WHAT YOU SHOULD DO: Copy every line of the records below that holds the word "content".

[Items listed in a dataset]
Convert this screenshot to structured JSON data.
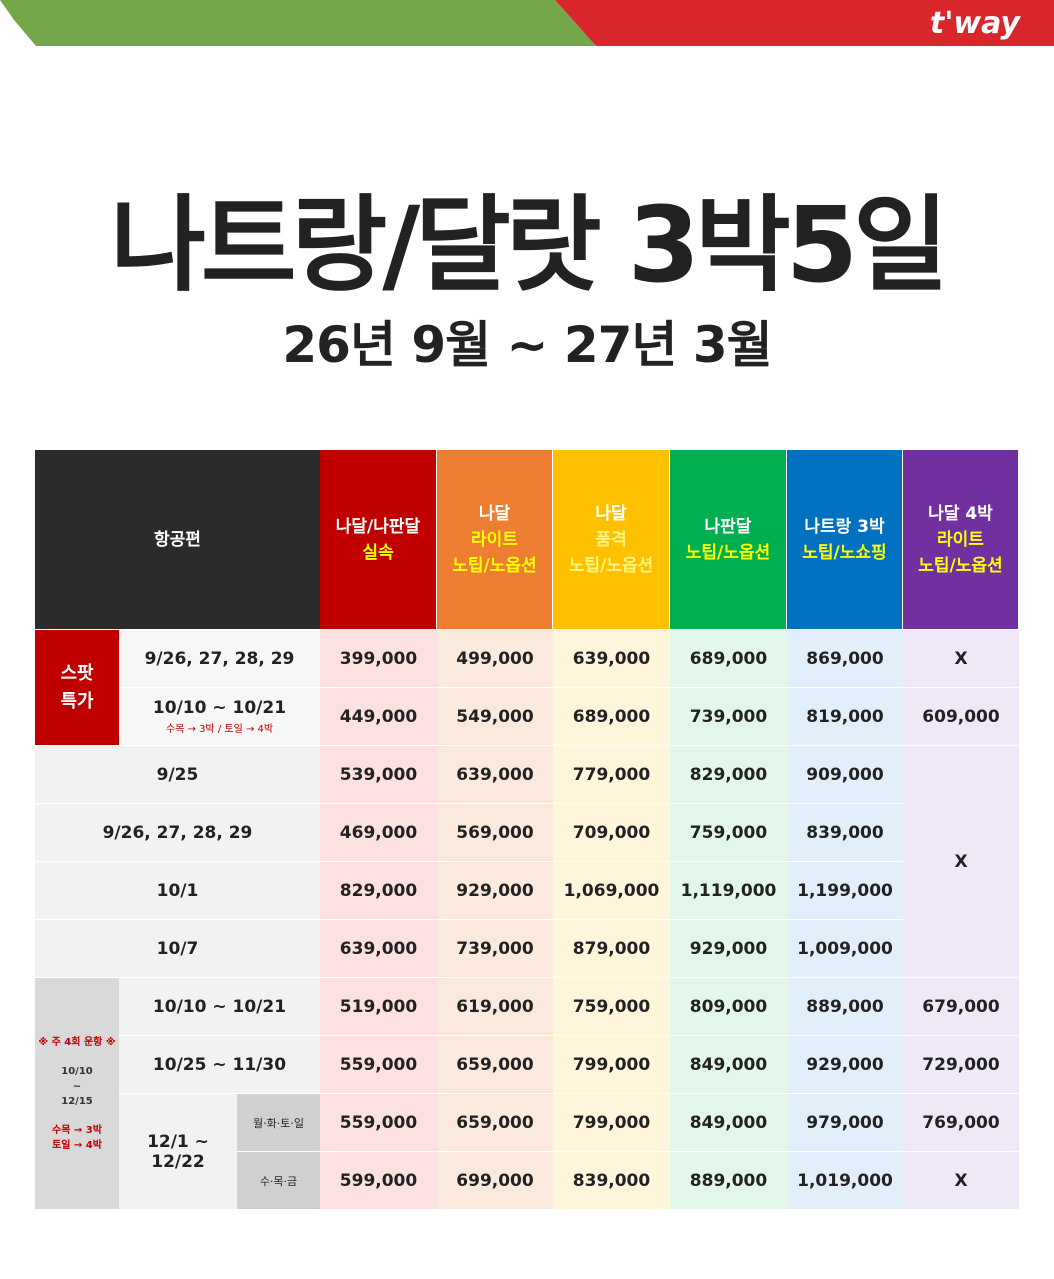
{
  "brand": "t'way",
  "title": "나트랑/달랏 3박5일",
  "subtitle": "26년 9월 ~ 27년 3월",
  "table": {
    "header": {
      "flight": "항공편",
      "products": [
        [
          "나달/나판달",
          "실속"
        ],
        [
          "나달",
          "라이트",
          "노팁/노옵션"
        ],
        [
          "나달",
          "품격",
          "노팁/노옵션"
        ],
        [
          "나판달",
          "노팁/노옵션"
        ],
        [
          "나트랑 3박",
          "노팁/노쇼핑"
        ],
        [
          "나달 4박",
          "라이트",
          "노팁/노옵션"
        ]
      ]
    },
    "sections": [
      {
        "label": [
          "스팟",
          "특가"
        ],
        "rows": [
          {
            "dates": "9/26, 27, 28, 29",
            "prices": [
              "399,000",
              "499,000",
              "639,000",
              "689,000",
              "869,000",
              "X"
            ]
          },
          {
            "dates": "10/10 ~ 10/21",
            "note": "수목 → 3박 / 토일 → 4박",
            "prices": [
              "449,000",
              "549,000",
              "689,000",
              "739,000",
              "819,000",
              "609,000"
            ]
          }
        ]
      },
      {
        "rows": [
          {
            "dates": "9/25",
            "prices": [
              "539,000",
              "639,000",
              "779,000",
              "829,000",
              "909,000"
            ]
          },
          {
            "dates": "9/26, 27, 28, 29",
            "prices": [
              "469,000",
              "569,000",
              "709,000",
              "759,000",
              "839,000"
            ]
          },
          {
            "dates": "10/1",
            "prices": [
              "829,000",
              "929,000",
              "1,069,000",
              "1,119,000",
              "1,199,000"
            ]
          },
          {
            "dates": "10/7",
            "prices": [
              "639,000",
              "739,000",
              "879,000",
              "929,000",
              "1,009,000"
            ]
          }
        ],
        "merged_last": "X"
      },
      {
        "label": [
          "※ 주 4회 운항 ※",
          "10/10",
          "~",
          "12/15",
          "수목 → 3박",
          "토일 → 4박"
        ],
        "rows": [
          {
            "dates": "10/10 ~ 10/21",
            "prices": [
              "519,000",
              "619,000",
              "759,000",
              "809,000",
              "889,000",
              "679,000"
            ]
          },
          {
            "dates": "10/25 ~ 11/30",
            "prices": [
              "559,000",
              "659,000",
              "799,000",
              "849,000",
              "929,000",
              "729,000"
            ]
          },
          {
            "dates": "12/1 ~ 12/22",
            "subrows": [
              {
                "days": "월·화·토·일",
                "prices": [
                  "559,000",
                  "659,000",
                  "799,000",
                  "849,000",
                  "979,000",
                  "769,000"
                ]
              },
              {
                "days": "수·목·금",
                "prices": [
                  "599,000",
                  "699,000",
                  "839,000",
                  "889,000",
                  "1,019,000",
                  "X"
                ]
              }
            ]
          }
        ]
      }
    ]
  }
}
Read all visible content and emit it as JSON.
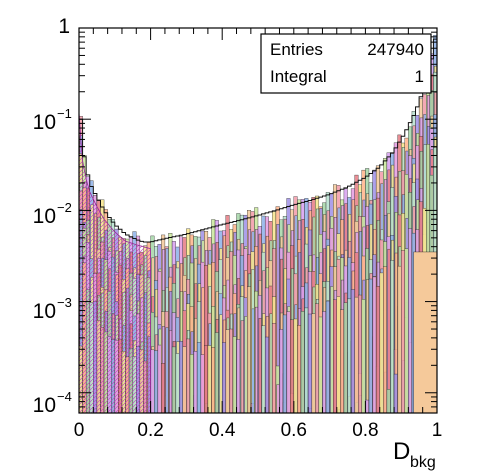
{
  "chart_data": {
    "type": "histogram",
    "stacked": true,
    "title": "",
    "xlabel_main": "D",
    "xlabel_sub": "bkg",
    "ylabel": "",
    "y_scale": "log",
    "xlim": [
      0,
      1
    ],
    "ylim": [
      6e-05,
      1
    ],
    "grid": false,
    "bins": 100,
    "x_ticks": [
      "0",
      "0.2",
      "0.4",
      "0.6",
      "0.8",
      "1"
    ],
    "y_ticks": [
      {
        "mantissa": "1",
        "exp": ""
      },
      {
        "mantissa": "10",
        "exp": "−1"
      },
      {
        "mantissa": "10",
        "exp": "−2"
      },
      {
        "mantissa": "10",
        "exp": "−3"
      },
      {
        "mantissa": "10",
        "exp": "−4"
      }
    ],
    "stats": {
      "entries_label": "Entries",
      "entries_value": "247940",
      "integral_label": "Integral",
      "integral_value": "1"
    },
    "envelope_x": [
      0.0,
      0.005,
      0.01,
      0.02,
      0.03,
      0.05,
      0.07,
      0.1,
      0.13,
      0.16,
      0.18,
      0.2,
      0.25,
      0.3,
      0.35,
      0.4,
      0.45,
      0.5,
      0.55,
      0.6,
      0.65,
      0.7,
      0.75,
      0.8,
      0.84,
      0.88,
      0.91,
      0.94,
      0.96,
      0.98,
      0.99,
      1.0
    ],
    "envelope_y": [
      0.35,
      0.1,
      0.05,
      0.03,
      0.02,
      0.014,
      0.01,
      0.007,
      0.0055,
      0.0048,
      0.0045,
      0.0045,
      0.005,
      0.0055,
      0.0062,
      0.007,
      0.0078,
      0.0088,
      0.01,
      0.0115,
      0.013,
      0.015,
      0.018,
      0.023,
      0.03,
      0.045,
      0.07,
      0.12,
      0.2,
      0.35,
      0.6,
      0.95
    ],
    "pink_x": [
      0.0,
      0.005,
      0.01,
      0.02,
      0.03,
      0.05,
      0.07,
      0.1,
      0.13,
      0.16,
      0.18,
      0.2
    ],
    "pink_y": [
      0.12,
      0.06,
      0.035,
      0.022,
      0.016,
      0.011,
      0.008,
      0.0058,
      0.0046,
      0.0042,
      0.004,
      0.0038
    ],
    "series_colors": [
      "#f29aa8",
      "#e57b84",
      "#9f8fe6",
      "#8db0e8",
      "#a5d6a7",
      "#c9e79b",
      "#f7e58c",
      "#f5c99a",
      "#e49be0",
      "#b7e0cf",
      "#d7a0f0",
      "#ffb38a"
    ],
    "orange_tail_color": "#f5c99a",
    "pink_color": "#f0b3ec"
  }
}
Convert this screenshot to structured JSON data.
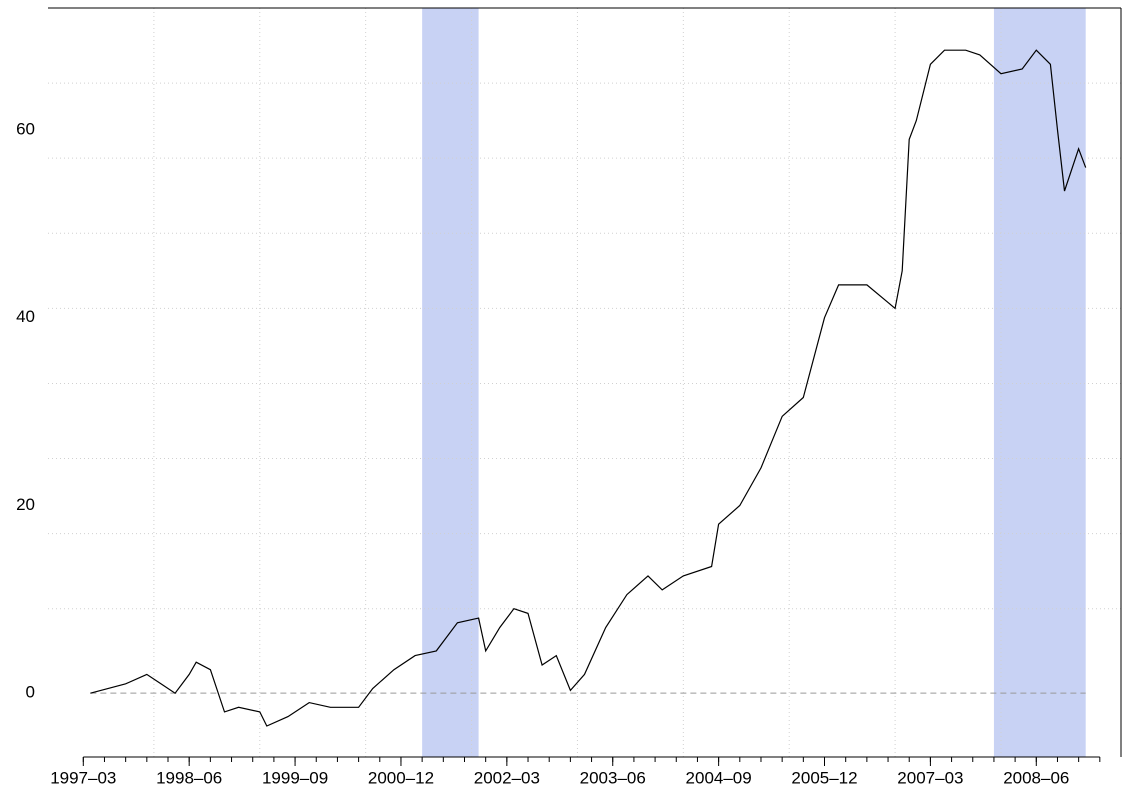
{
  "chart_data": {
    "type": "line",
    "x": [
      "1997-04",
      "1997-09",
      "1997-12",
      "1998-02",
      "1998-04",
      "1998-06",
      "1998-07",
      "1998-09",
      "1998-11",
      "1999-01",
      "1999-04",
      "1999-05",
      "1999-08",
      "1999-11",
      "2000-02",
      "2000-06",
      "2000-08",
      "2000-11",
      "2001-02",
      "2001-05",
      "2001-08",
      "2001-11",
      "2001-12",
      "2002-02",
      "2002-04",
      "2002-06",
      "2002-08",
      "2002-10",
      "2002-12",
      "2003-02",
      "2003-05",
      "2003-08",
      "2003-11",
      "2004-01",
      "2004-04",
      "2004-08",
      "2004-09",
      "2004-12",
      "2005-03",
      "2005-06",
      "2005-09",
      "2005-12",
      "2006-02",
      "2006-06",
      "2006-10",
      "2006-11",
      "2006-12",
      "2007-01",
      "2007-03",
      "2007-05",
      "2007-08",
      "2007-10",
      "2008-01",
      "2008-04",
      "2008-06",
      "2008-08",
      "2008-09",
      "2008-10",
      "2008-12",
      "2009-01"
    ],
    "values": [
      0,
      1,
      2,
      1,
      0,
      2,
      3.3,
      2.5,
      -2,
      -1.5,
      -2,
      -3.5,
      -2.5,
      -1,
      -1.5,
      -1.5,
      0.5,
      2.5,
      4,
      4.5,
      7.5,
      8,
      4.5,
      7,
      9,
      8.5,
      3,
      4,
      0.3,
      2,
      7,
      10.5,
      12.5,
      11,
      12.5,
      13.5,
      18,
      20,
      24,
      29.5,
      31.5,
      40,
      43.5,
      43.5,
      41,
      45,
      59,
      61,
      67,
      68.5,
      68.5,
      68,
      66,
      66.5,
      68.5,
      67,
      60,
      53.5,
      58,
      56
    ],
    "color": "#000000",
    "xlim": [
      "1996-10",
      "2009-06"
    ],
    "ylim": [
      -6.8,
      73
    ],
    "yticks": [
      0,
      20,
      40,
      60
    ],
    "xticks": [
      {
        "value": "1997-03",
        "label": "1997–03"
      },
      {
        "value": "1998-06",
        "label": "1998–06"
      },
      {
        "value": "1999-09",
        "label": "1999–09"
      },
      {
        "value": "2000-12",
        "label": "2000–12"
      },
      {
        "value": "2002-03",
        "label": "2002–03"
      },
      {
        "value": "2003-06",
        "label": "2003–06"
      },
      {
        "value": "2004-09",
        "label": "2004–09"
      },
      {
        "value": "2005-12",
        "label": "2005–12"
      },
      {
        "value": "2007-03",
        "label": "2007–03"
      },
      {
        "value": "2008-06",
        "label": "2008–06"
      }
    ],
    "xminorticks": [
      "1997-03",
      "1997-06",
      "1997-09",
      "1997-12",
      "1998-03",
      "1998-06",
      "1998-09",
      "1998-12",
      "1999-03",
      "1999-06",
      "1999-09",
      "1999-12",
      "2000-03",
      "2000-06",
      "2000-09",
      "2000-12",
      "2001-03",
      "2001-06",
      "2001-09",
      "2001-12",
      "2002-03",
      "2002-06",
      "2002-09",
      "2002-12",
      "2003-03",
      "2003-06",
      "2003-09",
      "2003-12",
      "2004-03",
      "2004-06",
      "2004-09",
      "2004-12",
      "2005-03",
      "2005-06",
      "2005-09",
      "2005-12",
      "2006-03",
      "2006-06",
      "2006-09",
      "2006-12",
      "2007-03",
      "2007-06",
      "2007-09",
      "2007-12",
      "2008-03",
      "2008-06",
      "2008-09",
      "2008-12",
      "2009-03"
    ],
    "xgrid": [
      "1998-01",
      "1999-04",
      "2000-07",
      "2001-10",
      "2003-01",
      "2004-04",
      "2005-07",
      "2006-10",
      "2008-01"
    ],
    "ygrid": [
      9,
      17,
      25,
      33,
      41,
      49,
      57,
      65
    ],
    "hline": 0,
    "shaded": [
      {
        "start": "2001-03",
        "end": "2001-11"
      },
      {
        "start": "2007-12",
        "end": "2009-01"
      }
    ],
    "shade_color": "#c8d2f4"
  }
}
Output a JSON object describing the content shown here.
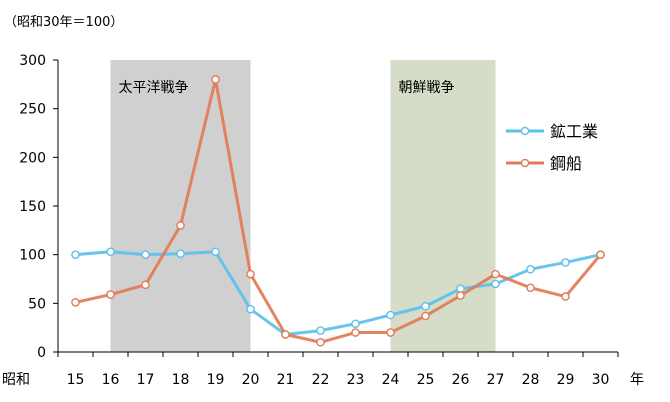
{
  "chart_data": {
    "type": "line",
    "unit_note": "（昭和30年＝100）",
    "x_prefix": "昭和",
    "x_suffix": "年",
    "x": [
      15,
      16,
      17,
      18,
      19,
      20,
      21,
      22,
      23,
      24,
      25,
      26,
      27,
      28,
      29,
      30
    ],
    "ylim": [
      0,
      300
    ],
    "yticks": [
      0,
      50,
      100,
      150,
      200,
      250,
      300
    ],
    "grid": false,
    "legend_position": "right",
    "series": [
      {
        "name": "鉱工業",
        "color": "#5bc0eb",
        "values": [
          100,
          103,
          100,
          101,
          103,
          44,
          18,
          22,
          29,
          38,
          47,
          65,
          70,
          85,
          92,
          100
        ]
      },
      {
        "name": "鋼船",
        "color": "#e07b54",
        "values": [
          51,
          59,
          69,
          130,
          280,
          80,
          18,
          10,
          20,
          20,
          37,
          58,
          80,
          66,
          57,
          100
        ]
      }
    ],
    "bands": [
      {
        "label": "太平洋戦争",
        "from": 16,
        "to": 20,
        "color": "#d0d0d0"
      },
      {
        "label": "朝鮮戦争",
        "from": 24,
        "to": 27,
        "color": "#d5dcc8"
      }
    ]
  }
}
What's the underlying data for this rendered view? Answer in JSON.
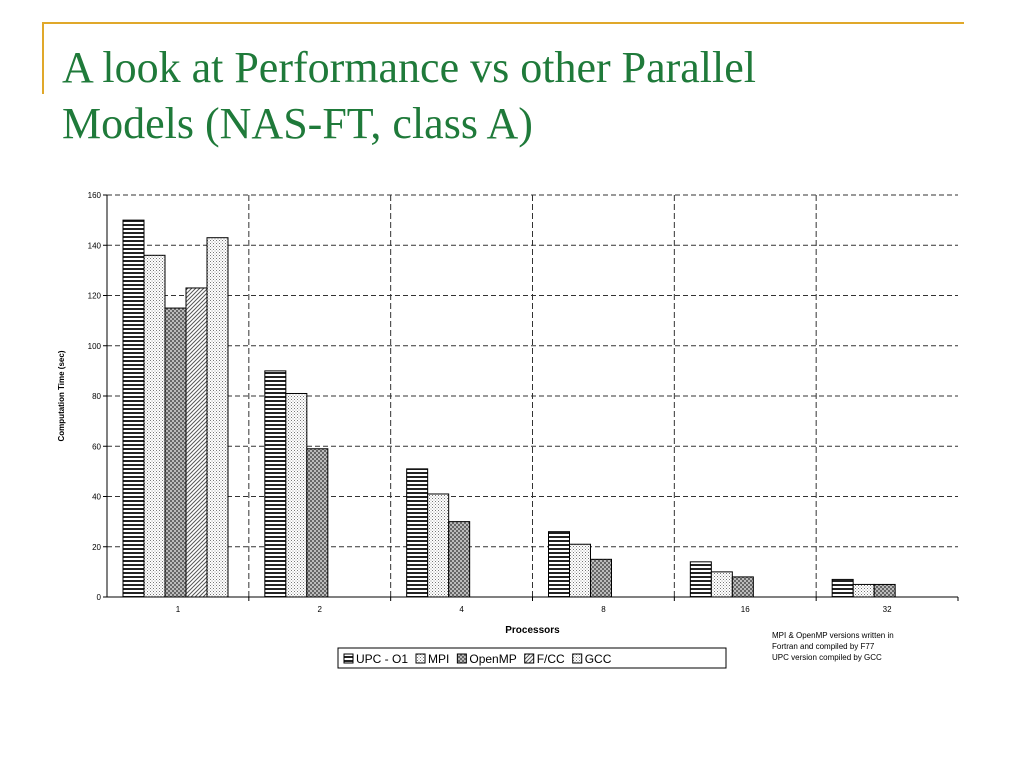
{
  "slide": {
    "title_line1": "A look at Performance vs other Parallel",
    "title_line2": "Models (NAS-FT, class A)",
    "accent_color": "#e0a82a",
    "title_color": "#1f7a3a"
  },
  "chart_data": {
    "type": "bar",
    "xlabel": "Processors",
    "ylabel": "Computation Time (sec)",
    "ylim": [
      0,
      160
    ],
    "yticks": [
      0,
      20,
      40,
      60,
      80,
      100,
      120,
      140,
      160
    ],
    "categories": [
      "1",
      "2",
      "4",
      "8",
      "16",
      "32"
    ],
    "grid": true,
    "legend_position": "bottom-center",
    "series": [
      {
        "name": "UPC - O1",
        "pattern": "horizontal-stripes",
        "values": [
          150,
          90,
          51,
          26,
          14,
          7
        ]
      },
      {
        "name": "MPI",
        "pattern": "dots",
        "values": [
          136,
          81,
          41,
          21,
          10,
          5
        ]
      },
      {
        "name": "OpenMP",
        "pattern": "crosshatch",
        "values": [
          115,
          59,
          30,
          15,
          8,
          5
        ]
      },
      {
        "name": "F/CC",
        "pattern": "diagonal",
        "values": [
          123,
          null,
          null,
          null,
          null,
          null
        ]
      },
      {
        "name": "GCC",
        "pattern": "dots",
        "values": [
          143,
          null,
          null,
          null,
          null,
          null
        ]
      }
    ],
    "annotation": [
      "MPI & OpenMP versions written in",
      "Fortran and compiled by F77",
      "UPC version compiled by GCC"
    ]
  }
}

THE REPLY:
Read all visible content and emit it as JSON.
Output a JSON object describing the content shown here.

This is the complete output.